(Your instructions)
Copy each line holding the string "entries".

(Provided records)
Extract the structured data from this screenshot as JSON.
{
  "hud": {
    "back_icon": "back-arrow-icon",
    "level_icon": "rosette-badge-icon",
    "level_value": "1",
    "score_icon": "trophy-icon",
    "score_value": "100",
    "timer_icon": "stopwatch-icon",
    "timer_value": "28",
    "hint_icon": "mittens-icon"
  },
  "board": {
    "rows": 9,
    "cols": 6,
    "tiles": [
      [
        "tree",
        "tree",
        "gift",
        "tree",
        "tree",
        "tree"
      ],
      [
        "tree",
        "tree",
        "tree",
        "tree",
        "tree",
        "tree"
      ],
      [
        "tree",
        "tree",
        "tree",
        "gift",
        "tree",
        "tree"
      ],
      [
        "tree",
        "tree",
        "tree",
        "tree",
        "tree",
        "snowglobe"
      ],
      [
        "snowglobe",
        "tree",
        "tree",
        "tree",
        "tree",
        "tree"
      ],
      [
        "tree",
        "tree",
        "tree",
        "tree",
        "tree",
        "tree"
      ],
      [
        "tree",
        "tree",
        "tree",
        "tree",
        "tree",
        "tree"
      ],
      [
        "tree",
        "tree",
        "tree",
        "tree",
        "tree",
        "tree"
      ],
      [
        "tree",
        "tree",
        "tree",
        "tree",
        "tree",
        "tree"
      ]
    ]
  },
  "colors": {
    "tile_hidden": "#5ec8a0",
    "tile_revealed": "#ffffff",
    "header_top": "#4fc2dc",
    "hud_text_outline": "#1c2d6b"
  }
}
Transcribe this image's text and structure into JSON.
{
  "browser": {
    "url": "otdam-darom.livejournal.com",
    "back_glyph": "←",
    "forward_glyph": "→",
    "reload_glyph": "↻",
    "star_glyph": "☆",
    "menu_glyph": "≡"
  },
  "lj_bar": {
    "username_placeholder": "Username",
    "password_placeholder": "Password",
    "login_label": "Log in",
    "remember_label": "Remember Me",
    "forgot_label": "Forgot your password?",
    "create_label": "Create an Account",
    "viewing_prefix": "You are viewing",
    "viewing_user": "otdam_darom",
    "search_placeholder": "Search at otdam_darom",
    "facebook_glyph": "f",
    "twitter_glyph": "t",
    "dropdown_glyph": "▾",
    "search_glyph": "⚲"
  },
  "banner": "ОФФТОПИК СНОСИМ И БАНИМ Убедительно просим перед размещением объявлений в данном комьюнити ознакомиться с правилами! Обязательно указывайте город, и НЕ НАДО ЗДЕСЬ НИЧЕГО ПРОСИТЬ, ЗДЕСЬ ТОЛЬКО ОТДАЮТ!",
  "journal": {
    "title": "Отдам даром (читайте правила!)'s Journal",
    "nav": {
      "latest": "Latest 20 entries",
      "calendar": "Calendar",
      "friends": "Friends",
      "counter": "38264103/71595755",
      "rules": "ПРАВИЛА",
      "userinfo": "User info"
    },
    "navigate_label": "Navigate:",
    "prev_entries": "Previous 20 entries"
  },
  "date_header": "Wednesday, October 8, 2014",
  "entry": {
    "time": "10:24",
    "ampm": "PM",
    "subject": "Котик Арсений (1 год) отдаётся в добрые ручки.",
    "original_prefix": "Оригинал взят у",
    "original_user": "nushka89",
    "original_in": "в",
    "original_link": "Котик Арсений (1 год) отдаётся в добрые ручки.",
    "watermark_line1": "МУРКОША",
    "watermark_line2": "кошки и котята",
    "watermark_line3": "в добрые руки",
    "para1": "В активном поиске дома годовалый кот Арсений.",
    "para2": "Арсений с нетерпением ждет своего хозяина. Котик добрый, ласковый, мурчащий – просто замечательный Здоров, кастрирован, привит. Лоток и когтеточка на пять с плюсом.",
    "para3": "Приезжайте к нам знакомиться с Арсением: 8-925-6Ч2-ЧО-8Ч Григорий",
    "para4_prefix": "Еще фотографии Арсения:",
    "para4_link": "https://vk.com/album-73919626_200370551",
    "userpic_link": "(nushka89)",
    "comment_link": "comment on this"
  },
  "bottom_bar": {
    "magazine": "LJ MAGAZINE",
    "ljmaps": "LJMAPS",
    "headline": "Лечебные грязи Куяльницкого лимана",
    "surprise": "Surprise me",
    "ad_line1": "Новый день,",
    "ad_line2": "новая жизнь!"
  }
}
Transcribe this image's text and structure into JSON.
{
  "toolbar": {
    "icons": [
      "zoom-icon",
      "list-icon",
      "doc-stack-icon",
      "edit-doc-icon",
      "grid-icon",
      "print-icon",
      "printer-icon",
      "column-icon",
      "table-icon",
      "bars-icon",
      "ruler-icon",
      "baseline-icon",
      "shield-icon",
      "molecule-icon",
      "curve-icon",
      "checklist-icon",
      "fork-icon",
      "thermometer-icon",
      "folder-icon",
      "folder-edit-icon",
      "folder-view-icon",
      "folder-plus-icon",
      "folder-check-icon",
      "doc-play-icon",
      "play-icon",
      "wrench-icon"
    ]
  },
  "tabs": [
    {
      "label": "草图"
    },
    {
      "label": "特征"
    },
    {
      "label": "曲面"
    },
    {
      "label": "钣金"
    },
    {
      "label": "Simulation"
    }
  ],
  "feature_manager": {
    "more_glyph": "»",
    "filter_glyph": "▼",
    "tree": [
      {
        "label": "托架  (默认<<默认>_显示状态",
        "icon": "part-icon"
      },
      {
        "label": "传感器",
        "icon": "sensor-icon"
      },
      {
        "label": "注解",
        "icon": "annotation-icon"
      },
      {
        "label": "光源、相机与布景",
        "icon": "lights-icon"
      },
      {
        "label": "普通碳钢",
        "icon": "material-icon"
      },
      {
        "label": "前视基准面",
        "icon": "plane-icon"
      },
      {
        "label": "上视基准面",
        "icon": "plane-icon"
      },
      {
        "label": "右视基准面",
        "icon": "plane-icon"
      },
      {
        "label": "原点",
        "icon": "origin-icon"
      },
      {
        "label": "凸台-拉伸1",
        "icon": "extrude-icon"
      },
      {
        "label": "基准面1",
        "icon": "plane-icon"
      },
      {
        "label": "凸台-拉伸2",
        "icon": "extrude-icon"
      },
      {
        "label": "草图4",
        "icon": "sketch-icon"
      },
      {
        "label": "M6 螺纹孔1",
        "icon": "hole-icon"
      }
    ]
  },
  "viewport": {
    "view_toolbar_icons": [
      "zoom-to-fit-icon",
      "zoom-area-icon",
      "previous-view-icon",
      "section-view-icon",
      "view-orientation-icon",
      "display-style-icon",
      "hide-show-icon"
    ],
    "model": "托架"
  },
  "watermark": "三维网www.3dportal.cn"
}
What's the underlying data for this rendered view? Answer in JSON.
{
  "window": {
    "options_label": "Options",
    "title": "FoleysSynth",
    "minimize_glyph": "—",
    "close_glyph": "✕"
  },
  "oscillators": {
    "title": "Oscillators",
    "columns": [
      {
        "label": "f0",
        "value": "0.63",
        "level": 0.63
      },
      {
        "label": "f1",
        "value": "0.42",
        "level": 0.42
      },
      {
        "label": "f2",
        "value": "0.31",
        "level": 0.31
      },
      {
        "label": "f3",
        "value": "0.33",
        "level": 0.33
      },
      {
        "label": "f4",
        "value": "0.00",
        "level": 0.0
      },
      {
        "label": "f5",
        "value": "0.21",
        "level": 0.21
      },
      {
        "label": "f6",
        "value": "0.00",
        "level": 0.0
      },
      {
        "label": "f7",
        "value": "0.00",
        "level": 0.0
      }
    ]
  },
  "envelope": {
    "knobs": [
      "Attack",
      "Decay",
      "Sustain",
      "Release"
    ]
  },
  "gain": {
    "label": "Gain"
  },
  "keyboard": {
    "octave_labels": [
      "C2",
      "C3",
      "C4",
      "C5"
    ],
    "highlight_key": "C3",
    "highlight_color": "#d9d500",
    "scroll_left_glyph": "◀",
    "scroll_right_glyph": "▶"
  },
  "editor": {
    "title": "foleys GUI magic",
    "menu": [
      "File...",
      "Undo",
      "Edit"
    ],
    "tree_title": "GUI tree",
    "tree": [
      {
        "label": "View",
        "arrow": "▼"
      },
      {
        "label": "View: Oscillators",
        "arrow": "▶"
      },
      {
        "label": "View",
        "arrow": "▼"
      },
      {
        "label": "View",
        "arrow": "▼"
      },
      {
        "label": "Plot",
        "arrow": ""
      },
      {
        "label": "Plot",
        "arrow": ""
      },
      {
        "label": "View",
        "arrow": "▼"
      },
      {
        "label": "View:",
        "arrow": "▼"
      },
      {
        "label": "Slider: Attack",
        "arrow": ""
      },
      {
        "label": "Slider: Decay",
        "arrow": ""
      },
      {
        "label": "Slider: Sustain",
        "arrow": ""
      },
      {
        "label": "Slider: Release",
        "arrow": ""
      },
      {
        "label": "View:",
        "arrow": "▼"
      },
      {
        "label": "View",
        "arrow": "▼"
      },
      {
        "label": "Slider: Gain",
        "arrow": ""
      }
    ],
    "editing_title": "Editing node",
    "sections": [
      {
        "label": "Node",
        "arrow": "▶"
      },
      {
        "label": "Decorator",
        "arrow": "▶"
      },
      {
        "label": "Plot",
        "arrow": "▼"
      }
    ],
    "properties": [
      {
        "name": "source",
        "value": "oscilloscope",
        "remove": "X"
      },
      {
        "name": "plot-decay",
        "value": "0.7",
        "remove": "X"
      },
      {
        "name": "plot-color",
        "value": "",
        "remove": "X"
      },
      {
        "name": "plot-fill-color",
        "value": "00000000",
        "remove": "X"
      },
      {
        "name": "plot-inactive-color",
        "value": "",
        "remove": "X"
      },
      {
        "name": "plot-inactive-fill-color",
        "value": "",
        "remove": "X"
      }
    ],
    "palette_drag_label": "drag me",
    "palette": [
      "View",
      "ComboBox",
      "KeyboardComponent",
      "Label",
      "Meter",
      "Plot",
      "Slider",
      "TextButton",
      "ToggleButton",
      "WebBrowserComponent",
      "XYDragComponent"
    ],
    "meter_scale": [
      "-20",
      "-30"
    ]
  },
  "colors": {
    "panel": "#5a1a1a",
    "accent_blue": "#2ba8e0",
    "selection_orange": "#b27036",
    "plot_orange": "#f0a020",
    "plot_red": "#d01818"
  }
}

(Output of the exercise)
      "latest": "Latest 20 entries",
    "prev_entries": "Previous 20 entries"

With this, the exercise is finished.